Information supplied:
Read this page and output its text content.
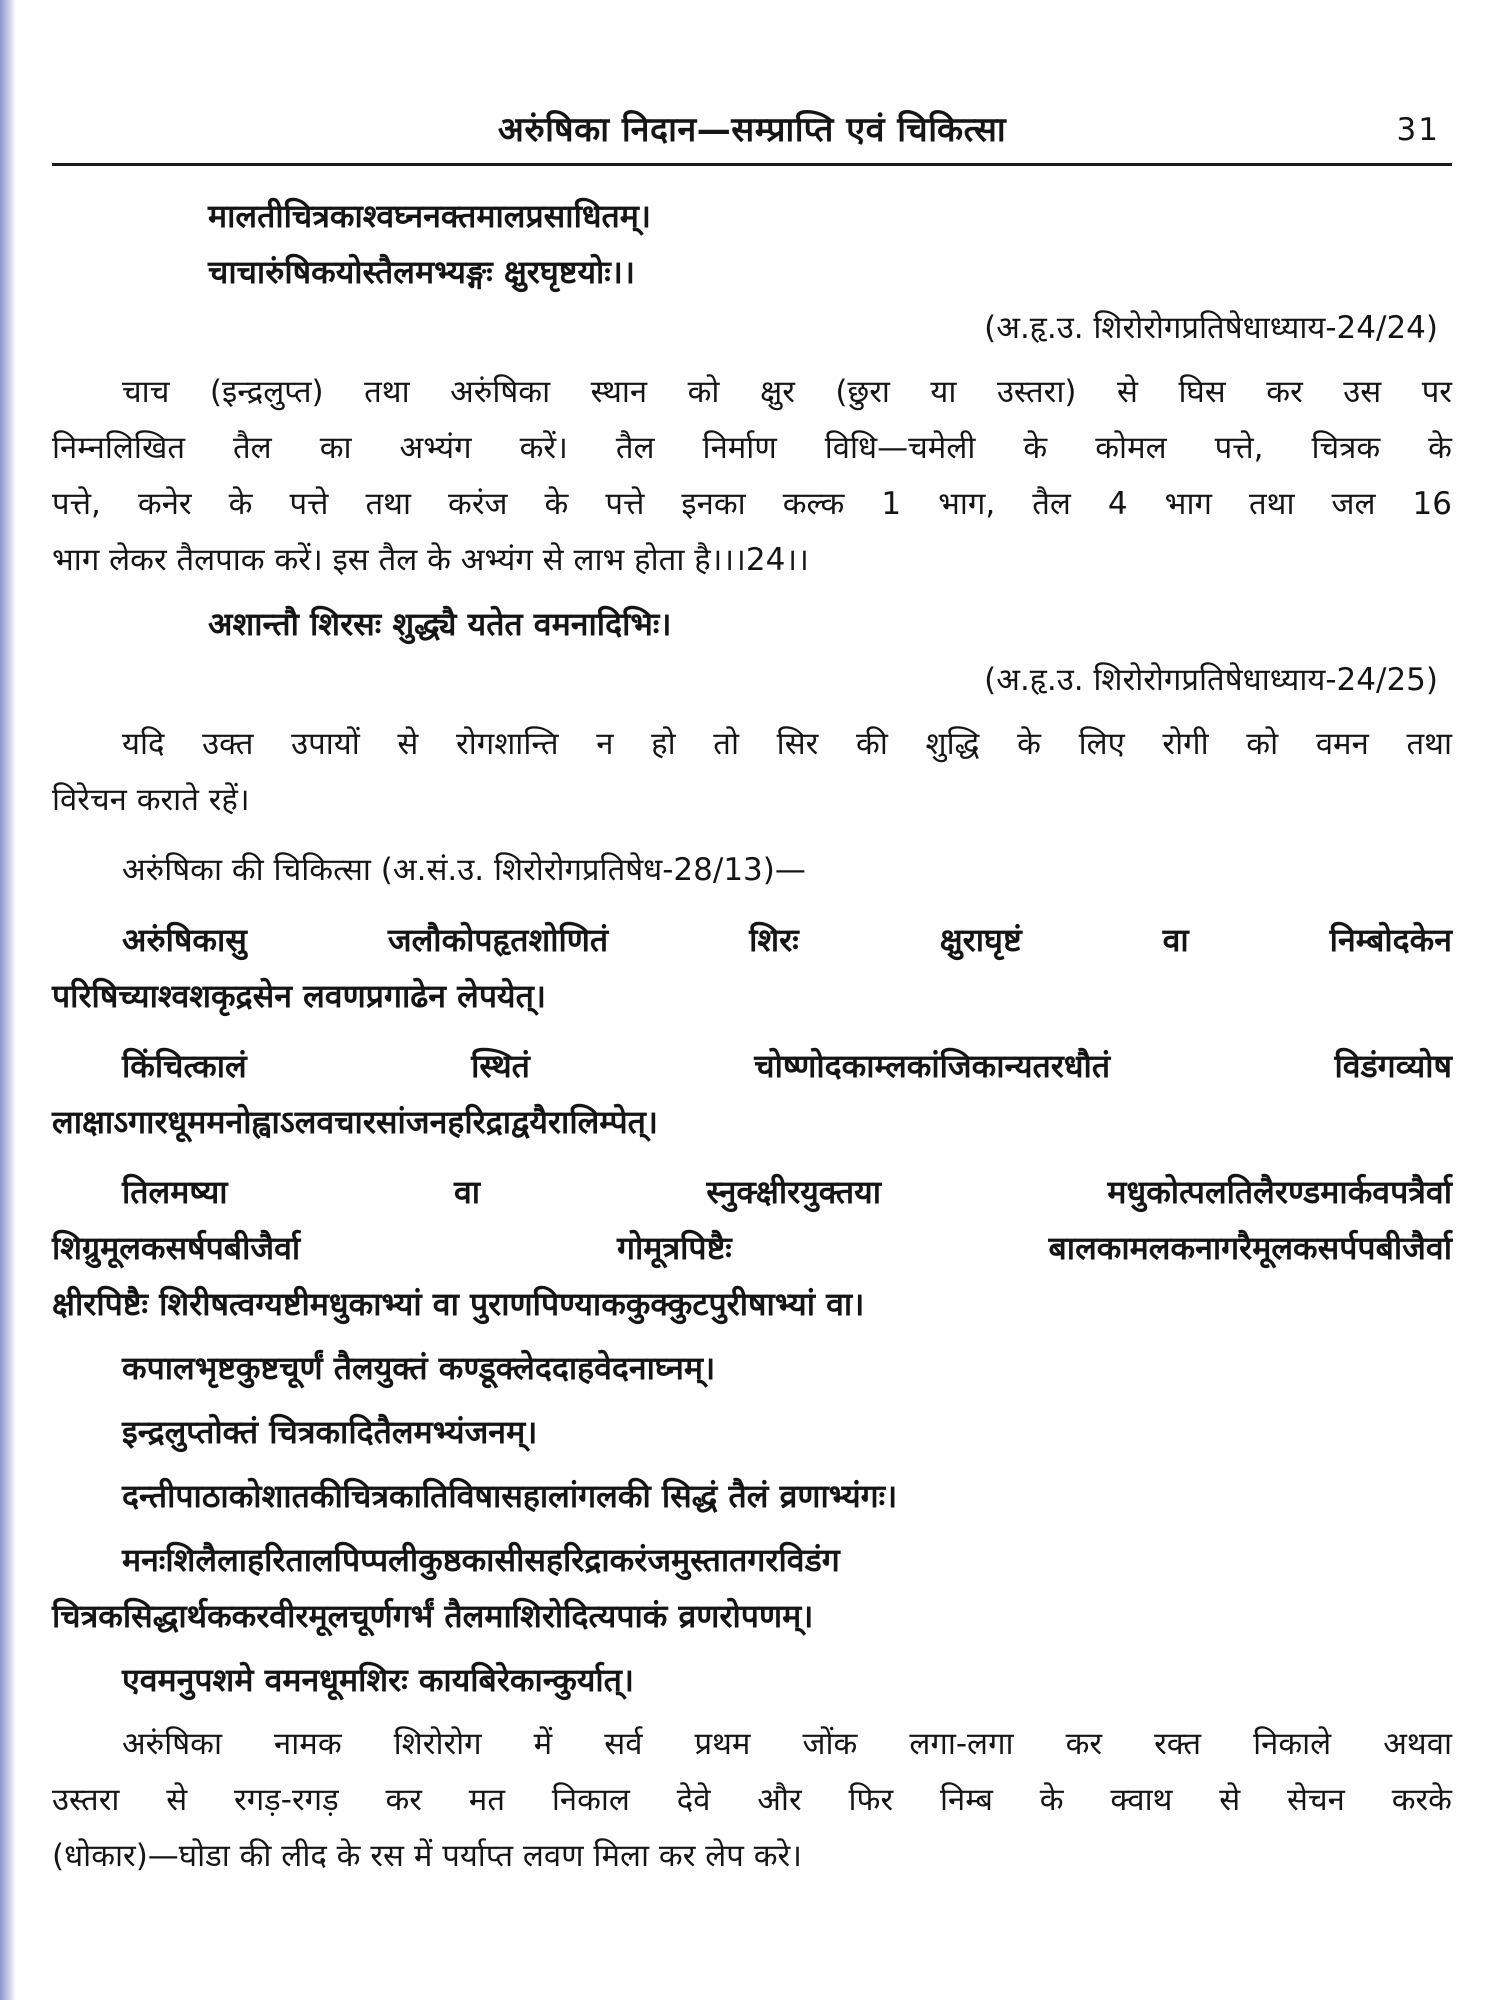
अरुंषिका निदान—सम्प्राप्ति एवं चिकित्सा	31
मालतीचित्रकाश्वघ्ननक्तमालप्रसाधितम्।
चाचारुंषिकयोस्तैलमभ्यङ्गः क्षुरघृष्टयोः।।
(अ.हृ.उ. शिरोरोगप्रतिषेधाध्याय-24/24)
चाच (इन्द्रलुप्त) तथा अरुंषिका स्थान को क्षुर (छुरा या उस्तरा) से घिस कर उस पर
निम्नलिखित तैल का अभ्यंग करें। तैल निर्माण विधि—चमेली के कोमल पत्ते, चित्रक के
पत्ते, कनेर के पत्ते तथा करंज के पत्ते इनका कल्क 1 भाग, तैल 4 भाग तथा जल 16
भाग लेकर तैलपाक करें। इस तैल के अभ्यंग से लाभ होता है।।।24।।
अशान्तौ शिरसः शुद्ध्यै यतेत वमनादिभिः।
(अ.हृ.उ. शिरोरोगप्रतिषेधाध्याय-24/25)
यदि उक्त उपायों से रोगशान्ति न हो तो सिर की शुद्धि के लिए रोगी को वमन तथा
विरेचन कराते रहें।
अरुंषिका की चिकित्सा (अ.सं.उ. शिरोरोगप्रतिषेध-28/13)—
अरुंषिकासु जलौकोपहृतशोणितं शिरः क्षुराघृष्टं वा निम्बोदकेन
परिषिच्याश्वशकृद्रसेन लवणप्रगाढेन लेपयेत्।
किंचित्कालं स्थितं चोष्णोदकाम्लकांजिकान्यतरधौतं विडंगव्योष
लाक्षाऽगारधूममनोह्वाऽलवचारसांजनहरिद्राद्वयैरालिम्पेत्।
तिलमष्या वा स्नुक्क्षीरयुक्तया मधुकोत्पलतिलैरण्डमार्कवपत्रैर्वा
शिग्रुमूलकसर्षपबीजैर्वा गोमूत्रपिष्टैः बालकामलकनागरैमूलकसर्पपबीजैर्वा
क्षीरपिष्टैः शिरीषत्वग्यष्टीमधुकाभ्यां वा पुराणपिण्याककुक्कुटपुरीषाभ्यां वा।
कपालभृष्टकुष्टचूर्णं तैलयुक्तं कण्डूक्लेददाहवेदनाघ्नम्।
इन्द्रलुप्तोक्तं चित्रकादितैलमभ्यंजनम्।
दन्तीपाठाकोशातकीचित्रकातिविषासहालांगलकी सिद्धं तैलं व्रणाभ्यंगः।
मनःशिलैलाहरितालपिप्पलीकुष्ठकासीसहरिद्राकरंजमुस्तातगरविडंग
चित्रकसिद्धार्थककरवीरमूलचूर्णगर्भं तैलमाशिरोदित्यपाकं व्रणरोपणम्।
एवमनुपशमे वमनधूमशिरः कायबिरेकान्कुर्यात्।
अरुंषिका नामक शिरोरोग में सर्व प्रथम जोंक लगा-लगा कर रक्त निकाले अथवा
उस्तरा से रगड़-रगड़ कर मत निकाल देवे और फिर निम्ब के क्वाथ से सेचन करके
(धोकार)—घोडा की लीद के रस में पर्याप्त लवण मिला कर लेप करे।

Directions: Your copy should match the records word for word, with the pictures removed.

Task answer:
Read this page and output its text content.
अरुंषिका निदान—सम्प्राप्ति एवं चिकित्सा	31
मालतीचित्रकाश्वघ्ननक्तमालप्रसाधितम्।
चाचारुंषिकयोस्तैलमभ्यङ्गः क्षुरघृष्टयोः।।
(अ.हृ.उ. शिरोरोगप्रतिषेधाध्याय-24/24)
चाच (इन्द्रलुप्त) तथा अरुंषिका स्थान को क्षुर (छुरा या उस्तरा) से घिस कर उस पर
निम्नलिखित तैल का अभ्यंग करें। तैल निर्माण विधि—चमेली के कोमल पत्ते, चित्रक के
पत्ते, कनेर के पत्ते तथा करंज के पत्ते इनका कल्क 1 भाग, तैल 4 भाग तथा जल 16
भाग लेकर तैलपाक करें। इस तैल के अभ्यंग से लाभ होता है।।।24।।
अशान्तौ शिरसः शुद्ध्यै यतेत वमनादिभिः।
(अ.हृ.उ. शिरोरोगप्रतिषेधाध्याय-24/25)
यदि उक्त उपायों से रोगशान्ति न हो तो सिर की शुद्धि के लिए रोगी को वमन तथा
विरेचन कराते रहें।
अरुंषिका की चिकित्सा (अ.सं.उ. शिरोरोगप्रतिषेध-28/13)—
अरुंषिकासु जलौकोपहृतशोणितं शिरः क्षुराघृष्टं वा निम्बोदकेन
परिषिच्याश्वशकृद्रसेन लवणप्रगाढेन लेपयेत्।
किंचित्कालं स्थितं चोष्णोदकाम्लकांजिकान्यतरधौतं विडंगव्योष
लाक्षाऽगारधूममनोह्वाऽलवचारसांजनहरिद्राद्वयैरालिम्पेत्।
तिलमष्या वा स्नुक्क्षीरयुक्तया मधुकोत्पलतिलैरण्डमार्कवपत्रैर्वा
शिग्रुमूलकसर्षपबीजैर्वा गोमूत्रपिष्टैः बालकामलकनागरैमूलकसर्पपबीजैर्वा
क्षीरपिष्टैः शिरीषत्वग्यष्टीमधुकाभ्यां वा पुराणपिण्याककुक्कुटपुरीषाभ्यां वा।
कपालभृष्टकुष्टचूर्णं तैलयुक्तं कण्डूक्लेददाहवेदनाघ्नम्।
इन्द्रलुप्तोक्तं चित्रकादितैलमभ्यंजनम्।
दन्तीपाठाकोशातकीचित्रकातिविषासहालांगलकी सिद्धं तैलं व्रणाभ्यंगः।
मनःशिलैलाहरितालपिप्पलीकुष्ठकासीसहरिद्राकरंजमुस्तातगरविडंग
चित्रकसिद्धार्थककरवीरमूलचूर्णगर्भं तैलमाशिरोदित्यपाकं व्रणरोपणम्।
एवमनुपशमे वमनधूमशिरः कायबिरेकान्कुर्यात्।
अरुंषिका नामक शिरोरोग में सर्व प्रथम जोंक लगा-लगा कर रक्त निकाले अथवा
उस्तरा से रगड़-रगड़ कर मत निकाल देवे और फिर निम्ब के क्वाथ से सेचन करके
(धोकार)—घोडा की लीद के रस में पर्याप्त लवण मिला कर लेप करे।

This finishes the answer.